Data excerpts
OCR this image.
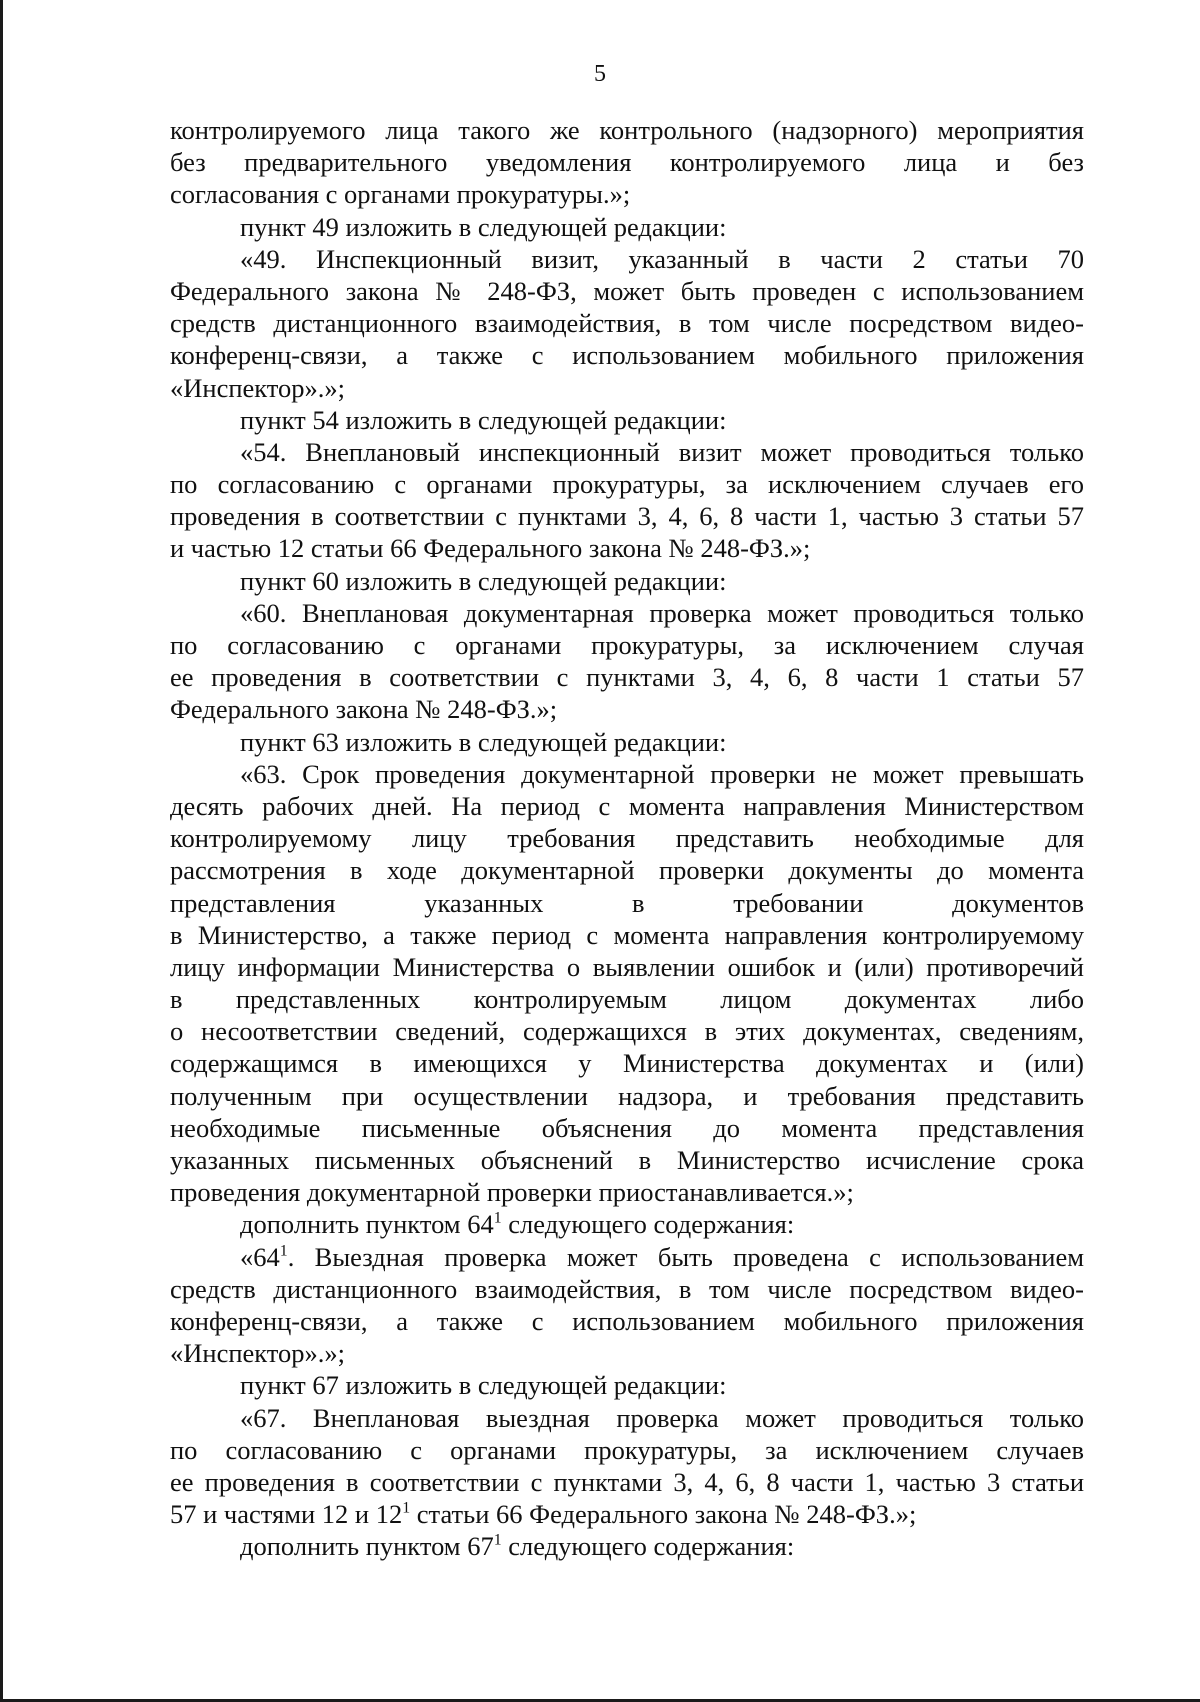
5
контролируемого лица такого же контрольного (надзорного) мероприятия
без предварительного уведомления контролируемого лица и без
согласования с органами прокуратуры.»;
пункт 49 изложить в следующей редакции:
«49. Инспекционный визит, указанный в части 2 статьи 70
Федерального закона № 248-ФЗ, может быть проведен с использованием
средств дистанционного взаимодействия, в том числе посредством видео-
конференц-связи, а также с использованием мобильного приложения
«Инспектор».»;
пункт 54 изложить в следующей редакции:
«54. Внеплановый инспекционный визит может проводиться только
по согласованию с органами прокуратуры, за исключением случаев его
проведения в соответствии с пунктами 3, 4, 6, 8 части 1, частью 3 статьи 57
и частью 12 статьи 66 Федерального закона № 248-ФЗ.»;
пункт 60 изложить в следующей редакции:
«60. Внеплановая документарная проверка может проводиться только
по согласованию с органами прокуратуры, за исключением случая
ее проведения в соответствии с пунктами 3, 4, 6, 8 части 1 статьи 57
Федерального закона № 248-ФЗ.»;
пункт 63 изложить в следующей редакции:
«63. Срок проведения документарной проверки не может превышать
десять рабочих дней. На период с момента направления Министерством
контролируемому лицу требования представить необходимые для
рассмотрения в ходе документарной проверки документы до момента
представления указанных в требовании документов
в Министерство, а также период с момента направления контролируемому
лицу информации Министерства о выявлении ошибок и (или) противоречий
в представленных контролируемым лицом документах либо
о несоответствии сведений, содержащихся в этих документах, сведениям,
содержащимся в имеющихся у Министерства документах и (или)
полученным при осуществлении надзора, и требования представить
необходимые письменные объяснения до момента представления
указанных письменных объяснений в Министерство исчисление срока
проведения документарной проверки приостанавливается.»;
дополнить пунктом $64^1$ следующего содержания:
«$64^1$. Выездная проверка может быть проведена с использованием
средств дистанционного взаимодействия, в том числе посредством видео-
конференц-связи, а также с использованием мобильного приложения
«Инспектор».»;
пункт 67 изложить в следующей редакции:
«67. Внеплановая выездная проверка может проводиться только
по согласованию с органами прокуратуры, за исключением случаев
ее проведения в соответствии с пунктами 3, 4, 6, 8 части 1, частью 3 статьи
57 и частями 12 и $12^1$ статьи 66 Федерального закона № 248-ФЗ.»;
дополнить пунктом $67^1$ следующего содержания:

#### SET EXERCISE:
Scan the material for lines with the word "лица", and copy each line you find.

#### WRITTEN SOLUTION:
контролируемого лица такого же контрольного (надзорного) мероприятия
без предварительного уведомления контролируемого лица и без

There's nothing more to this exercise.